Exercise brief :: Look for "Give me a plain-text" in the listing below, then copy exactly the line it appears in and all lines after it to the end, and nothing more.

** START **

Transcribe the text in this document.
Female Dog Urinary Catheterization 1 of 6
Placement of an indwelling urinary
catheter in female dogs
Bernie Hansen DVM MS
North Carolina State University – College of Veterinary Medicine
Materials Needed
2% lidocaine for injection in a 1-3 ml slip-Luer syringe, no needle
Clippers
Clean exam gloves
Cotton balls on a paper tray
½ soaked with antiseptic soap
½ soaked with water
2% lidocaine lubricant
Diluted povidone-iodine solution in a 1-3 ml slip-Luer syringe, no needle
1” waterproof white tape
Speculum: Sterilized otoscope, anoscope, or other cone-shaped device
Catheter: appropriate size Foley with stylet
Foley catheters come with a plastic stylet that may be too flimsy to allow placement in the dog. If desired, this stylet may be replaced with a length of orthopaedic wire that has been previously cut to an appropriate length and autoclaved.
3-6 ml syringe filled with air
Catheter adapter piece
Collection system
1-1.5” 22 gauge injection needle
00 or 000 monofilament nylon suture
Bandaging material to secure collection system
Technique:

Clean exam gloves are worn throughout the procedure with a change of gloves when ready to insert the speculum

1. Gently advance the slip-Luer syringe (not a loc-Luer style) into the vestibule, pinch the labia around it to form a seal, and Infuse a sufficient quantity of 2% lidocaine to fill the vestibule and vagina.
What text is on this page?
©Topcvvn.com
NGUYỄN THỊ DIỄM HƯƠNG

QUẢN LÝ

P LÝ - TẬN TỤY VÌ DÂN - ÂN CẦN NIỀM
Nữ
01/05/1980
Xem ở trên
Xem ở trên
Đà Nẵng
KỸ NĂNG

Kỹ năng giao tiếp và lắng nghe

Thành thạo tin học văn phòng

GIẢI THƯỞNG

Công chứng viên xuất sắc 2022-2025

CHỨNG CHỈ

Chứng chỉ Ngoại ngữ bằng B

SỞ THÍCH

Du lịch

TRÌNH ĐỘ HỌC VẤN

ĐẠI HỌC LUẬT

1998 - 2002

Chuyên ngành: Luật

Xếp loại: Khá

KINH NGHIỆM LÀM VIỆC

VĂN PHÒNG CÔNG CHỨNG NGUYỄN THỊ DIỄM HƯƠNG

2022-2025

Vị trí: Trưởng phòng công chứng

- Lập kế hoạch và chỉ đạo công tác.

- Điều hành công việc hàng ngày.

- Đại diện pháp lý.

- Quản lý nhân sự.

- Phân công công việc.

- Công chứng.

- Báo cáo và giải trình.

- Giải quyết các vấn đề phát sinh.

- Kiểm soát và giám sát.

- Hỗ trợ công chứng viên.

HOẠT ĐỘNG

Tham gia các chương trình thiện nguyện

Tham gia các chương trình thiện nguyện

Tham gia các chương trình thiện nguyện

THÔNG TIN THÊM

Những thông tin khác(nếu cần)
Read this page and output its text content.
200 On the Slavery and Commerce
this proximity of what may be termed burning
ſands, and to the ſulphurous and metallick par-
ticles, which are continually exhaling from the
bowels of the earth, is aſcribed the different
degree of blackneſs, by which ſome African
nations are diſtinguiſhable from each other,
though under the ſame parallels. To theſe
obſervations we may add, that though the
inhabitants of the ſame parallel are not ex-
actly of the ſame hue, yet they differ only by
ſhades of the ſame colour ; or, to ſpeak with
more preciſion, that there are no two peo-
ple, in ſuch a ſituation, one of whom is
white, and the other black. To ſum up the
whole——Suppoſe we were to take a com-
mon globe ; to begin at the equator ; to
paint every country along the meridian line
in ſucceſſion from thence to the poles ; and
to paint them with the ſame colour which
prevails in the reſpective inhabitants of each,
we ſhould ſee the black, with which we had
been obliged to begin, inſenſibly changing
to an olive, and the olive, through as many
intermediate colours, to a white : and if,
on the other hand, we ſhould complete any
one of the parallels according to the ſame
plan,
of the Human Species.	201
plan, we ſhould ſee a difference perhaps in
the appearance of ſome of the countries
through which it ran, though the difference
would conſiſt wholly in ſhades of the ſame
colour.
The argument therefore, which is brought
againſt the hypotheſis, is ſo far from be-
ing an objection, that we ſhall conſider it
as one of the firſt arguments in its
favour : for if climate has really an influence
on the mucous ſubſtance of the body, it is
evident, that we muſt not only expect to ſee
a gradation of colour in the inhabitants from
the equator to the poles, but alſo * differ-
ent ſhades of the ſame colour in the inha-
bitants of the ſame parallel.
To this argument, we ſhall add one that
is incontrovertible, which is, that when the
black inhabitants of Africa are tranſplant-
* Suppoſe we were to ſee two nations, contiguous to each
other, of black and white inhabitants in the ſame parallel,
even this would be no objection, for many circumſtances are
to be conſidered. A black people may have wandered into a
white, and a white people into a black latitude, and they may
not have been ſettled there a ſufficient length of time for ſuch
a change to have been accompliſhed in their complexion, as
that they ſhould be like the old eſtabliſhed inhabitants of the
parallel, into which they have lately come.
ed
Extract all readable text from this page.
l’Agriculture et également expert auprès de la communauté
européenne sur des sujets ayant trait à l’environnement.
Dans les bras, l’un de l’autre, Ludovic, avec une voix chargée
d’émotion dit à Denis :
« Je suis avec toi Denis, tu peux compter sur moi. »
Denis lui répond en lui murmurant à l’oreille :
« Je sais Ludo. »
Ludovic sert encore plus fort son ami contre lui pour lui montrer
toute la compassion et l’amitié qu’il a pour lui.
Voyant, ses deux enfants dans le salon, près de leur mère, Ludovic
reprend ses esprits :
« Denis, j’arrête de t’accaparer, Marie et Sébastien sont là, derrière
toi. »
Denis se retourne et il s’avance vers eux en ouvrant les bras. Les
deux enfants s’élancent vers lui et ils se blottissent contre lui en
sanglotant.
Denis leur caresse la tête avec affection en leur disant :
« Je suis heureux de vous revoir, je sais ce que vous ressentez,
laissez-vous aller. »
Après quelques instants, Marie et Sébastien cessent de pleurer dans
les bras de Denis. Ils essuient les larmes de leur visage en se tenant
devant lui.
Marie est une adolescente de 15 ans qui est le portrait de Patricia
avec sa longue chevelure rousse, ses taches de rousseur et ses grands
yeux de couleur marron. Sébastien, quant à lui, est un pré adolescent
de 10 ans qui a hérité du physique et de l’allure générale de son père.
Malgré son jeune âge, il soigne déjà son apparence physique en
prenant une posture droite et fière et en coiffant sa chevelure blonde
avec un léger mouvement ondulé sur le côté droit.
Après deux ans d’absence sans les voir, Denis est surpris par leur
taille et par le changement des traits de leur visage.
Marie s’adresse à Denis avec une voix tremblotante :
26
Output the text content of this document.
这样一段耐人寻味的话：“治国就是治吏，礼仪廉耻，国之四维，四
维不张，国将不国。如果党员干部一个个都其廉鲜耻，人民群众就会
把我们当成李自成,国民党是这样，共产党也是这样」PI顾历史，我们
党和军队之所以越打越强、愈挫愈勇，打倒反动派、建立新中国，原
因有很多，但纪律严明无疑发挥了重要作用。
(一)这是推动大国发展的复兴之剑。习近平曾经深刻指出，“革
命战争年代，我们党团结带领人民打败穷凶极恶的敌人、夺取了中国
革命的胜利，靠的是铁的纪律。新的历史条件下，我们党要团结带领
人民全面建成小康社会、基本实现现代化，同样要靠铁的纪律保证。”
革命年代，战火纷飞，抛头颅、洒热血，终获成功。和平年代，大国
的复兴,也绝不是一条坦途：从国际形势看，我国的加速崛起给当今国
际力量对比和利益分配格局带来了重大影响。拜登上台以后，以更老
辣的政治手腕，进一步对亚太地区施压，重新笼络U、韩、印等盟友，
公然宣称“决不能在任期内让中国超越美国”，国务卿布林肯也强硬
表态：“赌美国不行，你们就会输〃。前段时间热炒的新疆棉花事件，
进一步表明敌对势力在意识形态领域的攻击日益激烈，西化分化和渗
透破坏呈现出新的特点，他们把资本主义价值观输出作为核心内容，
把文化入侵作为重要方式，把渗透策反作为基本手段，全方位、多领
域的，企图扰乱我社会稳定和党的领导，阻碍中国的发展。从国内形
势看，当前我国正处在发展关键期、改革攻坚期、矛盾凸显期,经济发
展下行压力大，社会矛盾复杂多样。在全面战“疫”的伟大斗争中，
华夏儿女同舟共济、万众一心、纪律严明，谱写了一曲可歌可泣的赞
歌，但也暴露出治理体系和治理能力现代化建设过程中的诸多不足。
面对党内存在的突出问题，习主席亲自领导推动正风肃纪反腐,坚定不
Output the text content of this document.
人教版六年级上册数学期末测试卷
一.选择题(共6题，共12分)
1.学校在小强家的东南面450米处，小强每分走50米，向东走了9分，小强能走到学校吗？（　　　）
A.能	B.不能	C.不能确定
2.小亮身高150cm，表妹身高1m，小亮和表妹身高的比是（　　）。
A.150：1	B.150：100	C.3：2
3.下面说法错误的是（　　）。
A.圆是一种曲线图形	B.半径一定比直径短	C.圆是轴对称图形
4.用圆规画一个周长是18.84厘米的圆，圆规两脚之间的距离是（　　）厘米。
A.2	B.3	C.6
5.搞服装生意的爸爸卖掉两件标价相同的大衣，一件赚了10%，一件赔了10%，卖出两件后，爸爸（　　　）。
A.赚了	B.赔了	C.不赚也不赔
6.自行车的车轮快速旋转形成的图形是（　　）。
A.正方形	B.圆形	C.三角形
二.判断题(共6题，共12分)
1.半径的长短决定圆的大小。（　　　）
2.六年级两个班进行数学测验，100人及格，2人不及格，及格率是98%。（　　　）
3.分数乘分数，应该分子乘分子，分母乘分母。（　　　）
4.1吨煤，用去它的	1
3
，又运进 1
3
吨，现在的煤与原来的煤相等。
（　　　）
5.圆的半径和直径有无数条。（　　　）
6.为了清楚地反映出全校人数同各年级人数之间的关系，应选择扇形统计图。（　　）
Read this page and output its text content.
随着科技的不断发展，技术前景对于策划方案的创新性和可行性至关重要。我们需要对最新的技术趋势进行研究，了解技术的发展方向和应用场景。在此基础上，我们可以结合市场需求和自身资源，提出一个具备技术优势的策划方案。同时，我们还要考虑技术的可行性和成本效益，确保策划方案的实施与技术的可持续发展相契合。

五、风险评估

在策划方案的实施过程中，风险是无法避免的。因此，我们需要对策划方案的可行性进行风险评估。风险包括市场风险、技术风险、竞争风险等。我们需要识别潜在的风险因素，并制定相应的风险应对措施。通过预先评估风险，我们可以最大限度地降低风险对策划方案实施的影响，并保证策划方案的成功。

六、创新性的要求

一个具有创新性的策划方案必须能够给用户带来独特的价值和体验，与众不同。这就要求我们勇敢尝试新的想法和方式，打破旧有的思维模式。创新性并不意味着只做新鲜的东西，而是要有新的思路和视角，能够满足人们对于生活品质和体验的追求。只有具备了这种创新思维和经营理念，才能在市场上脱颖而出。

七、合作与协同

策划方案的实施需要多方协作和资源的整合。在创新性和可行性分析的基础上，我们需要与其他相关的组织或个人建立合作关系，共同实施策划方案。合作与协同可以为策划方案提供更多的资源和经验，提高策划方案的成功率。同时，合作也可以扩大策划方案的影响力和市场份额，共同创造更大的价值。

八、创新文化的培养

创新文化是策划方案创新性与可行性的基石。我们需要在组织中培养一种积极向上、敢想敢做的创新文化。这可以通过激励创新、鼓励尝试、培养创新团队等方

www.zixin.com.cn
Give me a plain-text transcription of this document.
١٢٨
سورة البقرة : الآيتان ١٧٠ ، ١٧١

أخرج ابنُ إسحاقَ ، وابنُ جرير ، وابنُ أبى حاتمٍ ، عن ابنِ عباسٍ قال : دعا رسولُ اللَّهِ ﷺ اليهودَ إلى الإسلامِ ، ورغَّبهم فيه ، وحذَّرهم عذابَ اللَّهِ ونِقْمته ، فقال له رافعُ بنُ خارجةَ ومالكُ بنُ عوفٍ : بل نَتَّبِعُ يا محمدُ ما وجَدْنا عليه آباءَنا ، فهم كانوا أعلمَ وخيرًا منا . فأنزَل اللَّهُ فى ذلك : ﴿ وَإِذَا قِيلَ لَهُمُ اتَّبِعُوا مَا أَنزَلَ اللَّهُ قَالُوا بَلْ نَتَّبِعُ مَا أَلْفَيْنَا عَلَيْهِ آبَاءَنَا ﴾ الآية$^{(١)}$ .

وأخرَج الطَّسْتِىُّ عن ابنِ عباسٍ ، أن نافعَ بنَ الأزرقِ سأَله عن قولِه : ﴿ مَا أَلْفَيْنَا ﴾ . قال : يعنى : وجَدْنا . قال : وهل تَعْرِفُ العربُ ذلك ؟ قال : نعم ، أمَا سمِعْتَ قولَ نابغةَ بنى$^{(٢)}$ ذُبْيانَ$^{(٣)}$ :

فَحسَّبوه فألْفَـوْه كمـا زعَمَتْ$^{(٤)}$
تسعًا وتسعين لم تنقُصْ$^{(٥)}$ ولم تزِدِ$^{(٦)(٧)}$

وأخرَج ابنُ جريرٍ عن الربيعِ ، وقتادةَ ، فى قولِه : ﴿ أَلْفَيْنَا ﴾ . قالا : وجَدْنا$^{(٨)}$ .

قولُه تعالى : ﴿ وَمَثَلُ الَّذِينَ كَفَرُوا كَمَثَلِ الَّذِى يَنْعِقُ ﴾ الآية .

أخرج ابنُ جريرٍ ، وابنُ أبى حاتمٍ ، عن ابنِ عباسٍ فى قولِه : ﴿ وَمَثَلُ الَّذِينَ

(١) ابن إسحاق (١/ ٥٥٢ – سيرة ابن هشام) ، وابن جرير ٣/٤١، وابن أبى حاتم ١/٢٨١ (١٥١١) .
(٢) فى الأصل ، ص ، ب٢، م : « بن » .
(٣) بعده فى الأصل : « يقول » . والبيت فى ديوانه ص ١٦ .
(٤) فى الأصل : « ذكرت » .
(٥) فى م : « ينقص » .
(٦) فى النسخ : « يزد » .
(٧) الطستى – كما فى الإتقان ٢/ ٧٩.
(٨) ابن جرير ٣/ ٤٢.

** END **

Solution for this problem ::
Give me a plain-text transcription of this document.
١٢٨
سورة البقرة : الآيتان ١٧٠ ، ١٧١

أخرج ابنُ إسحاقَ ، وابنُ جرير ، وابنُ أبى حاتمٍ ، عن ابنِ عباسٍ قال : دعا رسولُ اللَّهِ ﷺ اليهودَ إلى الإسلامِ ، ورغَّبهم فيه ، وحذَّرهم عذابَ اللَّهِ ونِقْمته ، فقال له رافعُ بنُ خارجةَ ومالكُ بنُ عوفٍ : بل نَتَّبِعُ يا محمدُ ما وجَدْنا عليه آباءَنا ، فهم كانوا أعلمَ وخيرًا منا . فأنزَل اللَّهُ فى ذلك : ﴿ وَإِذَا قِيلَ لَهُمُ اتَّبِعُوا مَا أَنزَلَ اللَّهُ قَالُوا بَلْ نَتَّبِعُ مَا أَلْفَيْنَا عَلَيْهِ آبَاءَنَا ﴾ الآية$^{(١)}$ .

وأخرَج الطَّسْتِىُّ عن ابنِ عباسٍ ، أن نافعَ بنَ الأزرقِ سأَله عن قولِه : ﴿ مَا أَلْفَيْنَا ﴾ . قال : يعنى : وجَدْنا . قال : وهل تَعْرِفُ العربُ ذلك ؟ قال : نعم ، أمَا سمِعْتَ قولَ نابغةَ بنى$^{(٢)}$ ذُبْيانَ$^{(٣)}$ :

فَحسَّبوه فألْفَـوْه كمـا زعَمَتْ$^{(٤)}$
تسعًا وتسعين لم تنقُصْ$^{(٥)}$ ولم تزِدِ$^{(٦)(٧)}$

وأخرَج ابنُ جريرٍ عن الربيعِ ، وقتادةَ ، فى قولِه : ﴿ أَلْفَيْنَا ﴾ . قالا : وجَدْنا$^{(٨)}$ .

قولُه تعالى : ﴿ وَمَثَلُ الَّذِينَ كَفَرُوا كَمَثَلِ الَّذِى يَنْعِقُ ﴾ الآية .

أخرج ابنُ جريرٍ ، وابنُ أبى حاتمٍ ، عن ابنِ عباسٍ فى قولِه : ﴿ وَمَثَلُ الَّذِينَ

(١) ابن إسحاق (١/ ٥٥٢ – سيرة ابن هشام) ، وابن جرير ٣/٤١، وابن أبى حاتم ١/٢٨١ (١٥١١) .
(٢) فى الأصل ، ص ، ب٢، م : « بن » .
(٣) بعده فى الأصل : « يقول » . والبيت فى ديوانه ص ١٦ .
(٤) فى الأصل : « ذكرت » .
(٥) فى م : « ينقص » .
(٦) فى النسخ : « يزد » .
(٧) الطستى – كما فى الإتقان ٢/ ٧٩.
(٨) ابن جرير ٣/ ٤٢.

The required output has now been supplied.